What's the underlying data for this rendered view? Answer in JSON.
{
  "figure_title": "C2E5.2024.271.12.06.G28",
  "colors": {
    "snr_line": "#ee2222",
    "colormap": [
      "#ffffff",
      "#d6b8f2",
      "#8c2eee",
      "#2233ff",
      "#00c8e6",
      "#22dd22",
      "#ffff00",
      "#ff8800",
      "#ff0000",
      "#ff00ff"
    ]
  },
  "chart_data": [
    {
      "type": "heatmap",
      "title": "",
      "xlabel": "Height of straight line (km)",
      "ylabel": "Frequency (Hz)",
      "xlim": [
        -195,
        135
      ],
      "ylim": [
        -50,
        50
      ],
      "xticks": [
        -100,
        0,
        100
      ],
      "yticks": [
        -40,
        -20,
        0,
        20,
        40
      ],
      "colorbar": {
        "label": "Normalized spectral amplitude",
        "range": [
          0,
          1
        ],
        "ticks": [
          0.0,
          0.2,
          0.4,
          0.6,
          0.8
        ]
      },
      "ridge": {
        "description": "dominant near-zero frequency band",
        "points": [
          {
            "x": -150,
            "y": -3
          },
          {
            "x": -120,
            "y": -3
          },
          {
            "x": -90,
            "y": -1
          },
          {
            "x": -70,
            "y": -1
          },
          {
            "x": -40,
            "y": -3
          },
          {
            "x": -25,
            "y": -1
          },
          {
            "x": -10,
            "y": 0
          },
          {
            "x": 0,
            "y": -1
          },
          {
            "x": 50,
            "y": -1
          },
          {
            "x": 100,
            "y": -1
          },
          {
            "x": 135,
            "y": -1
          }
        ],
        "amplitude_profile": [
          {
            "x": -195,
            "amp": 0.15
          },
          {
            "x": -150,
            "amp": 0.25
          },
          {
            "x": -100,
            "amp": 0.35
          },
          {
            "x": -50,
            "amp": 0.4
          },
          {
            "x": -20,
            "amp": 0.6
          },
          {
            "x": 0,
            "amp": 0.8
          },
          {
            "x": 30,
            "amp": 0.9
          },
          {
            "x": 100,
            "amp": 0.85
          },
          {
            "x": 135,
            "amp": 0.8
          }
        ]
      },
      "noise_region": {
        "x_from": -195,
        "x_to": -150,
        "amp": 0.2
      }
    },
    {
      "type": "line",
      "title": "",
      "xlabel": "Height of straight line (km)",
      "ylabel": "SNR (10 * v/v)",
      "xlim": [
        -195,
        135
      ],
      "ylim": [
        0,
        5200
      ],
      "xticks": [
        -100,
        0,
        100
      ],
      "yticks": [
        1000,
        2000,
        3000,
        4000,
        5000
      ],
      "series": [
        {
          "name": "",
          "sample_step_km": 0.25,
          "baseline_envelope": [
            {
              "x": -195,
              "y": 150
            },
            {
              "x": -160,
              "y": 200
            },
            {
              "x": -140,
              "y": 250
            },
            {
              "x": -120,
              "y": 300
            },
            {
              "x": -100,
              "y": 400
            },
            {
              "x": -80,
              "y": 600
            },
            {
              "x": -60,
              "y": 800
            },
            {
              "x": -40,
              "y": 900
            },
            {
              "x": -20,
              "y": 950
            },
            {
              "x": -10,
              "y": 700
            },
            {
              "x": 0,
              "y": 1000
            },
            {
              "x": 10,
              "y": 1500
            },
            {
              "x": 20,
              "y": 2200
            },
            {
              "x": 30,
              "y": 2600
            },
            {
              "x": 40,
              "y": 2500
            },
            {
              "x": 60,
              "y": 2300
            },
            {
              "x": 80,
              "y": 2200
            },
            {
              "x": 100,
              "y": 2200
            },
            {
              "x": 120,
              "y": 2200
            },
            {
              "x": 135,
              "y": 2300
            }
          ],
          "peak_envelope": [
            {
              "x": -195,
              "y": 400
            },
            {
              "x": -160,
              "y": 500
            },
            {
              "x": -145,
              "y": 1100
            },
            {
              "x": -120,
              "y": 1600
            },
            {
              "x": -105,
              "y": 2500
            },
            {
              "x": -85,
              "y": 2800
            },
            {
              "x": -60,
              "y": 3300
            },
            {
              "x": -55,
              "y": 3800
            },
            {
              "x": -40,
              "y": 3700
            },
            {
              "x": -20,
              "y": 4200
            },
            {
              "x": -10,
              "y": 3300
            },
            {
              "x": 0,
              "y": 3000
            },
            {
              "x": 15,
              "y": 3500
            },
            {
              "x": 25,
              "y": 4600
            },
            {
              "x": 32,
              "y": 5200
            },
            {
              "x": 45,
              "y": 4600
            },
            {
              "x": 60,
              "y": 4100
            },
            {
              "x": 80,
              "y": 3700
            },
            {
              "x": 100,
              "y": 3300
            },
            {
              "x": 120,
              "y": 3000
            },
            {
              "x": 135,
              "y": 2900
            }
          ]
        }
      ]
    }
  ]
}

| Problem statement |
Output the whole listing above again, word for word.

| Written solution |
What's the underlying data for this rendered view? Answer in JSON.
{
  "figure_title": "C2E5.2024.271.12.06.G28",
  "colors": {
    "snr_line": "#ee2222",
    "colormap": [
      "#ffffff",
      "#d6b8f2",
      "#8c2eee",
      "#2233ff",
      "#00c8e6",
      "#22dd22",
      "#ffff00",
      "#ff8800",
      "#ff0000",
      "#ff00ff"
    ]
  },
  "chart_data": [
    {
      "type": "heatmap",
      "title": "",
      "xlabel": "Height of straight line (km)",
      "ylabel": "Frequency (Hz)",
      "xlim": [
        -195,
        135
      ],
      "ylim": [
        -50,
        50
      ],
      "xticks": [
        -100,
        0,
        100
      ],
      "yticks": [
        -40,
        -20,
        0,
        20,
        40
      ],
      "colorbar": {
        "label": "Normalized spectral amplitude",
        "range": [
          0,
          1
        ],
        "ticks": [
          0.0,
          0.2,
          0.4,
          0.6,
          0.8
        ]
      },
      "ridge": {
        "description": "dominant near-zero frequency band",
        "points": [
          {
            "x": -150,
            "y": -3
          },
          {
            "x": -120,
            "y": -3
          },
          {
            "x": -90,
            "y": -1
          },
          {
            "x": -70,
            "y": -1
          },
          {
            "x": -40,
            "y": -3
          },
          {
            "x": -25,
            "y": -1
          },
          {
            "x": -10,
            "y": 0
          },
          {
            "x": 0,
            "y": -1
          },
          {
            "x": 50,
            "y": -1
          },
          {
            "x": 100,
            "y": -1
          },
          {
            "x": 135,
            "y": -1
          }
        ],
        "amplitude_profile": [
          {
            "x": -195,
            "amp": 0.15
          },
          {
            "x": -150,
            "amp": 0.25
          },
          {
            "x": -100,
            "amp": 0.35
          },
          {
            "x": -50,
            "amp": 0.4
          },
          {
            "x": -20,
            "amp": 0.6
          },
          {
            "x": 0,
            "amp": 0.8
          },
          {
            "x": 30,
            "amp": 0.9
          },
          {
            "x": 100,
            "amp": 0.85
          },
          {
            "x": 135,
            "amp": 0.8
          }
        ]
      },
      "noise_region": {
        "x_from": -195,
        "x_to": -150,
        "amp": 0.2
      }
    },
    {
      "type": "line",
      "title": "",
      "xlabel": "Height of straight line (km)",
      "ylabel": "SNR (10 * v/v)",
      "xlim": [
        -195,
        135
      ],
      "ylim": [
        0,
        5200
      ],
      "xticks": [
        -100,
        0,
        100
      ],
      "yticks": [
        1000,
        2000,
        3000,
        4000,
        5000
      ],
      "series": [
        {
          "name": "",
          "sample_step_km": 0.25,
          "baseline_envelope": [
            {
              "x": -195,
              "y": 150
            },
            {
              "x": -160,
              "y": 200
            },
            {
              "x": -140,
              "y": 250
            },
            {
              "x": -120,
              "y": 300
            },
            {
              "x": -100,
              "y": 400
            },
            {
              "x": -80,
              "y": 600
            },
            {
              "x": -60,
              "y": 800
            },
            {
              "x": -40,
              "y": 900
            },
            {
              "x": -20,
              "y": 950
            },
            {
              "x": -10,
              "y": 700
            },
            {
              "x": 0,
              "y": 1000
            },
            {
              "x": 10,
              "y": 1500
            },
            {
              "x": 20,
              "y": 2200
            },
            {
              "x": 30,
              "y": 2600
            },
            {
              "x": 40,
              "y": 2500
            },
            {
              "x": 60,
              "y": 2300
            },
            {
              "x": 80,
              "y": 2200
            },
            {
              "x": 100,
              "y": 2200
            },
            {
              "x": 120,
              "y": 2200
            },
            {
              "x": 135,
              "y": 2300
            }
          ],
          "peak_envelope": [
            {
              "x": -195,
              "y": 400
            },
            {
              "x": -160,
              "y": 500
            },
            {
              "x": -145,
              "y": 1100
            },
            {
              "x": -120,
              "y": 1600
            },
            {
              "x": -105,
              "y": 2500
            },
            {
              "x": -85,
              "y": 2800
            },
            {
              "x": -60,
              "y": 3300
            },
            {
              "x": -55,
              "y": 3800
            },
            {
              "x": -40,
              "y": 3700
            },
            {
              "x": -20,
              "y": 4200
            },
            {
              "x": -10,
              "y": 3300
            },
            {
              "x": 0,
              "y": 3000
            },
            {
              "x": 15,
              "y": 3500
            },
            {
              "x": 25,
              "y": 4600
            },
            {
              "x": 32,
              "y": 5200
            },
            {
              "x": 45,
              "y": 4600
            },
            {
              "x": 60,
              "y": 4100
            },
            {
              "x": 80,
              "y": 3700
            },
            {
              "x": 100,
              "y": 3300
            },
            {
              "x": 120,
              "y": 3000
            },
            {
              "x": 135,
              "y": 2900
            }
          ]
        }
      ]
    }
  ]
}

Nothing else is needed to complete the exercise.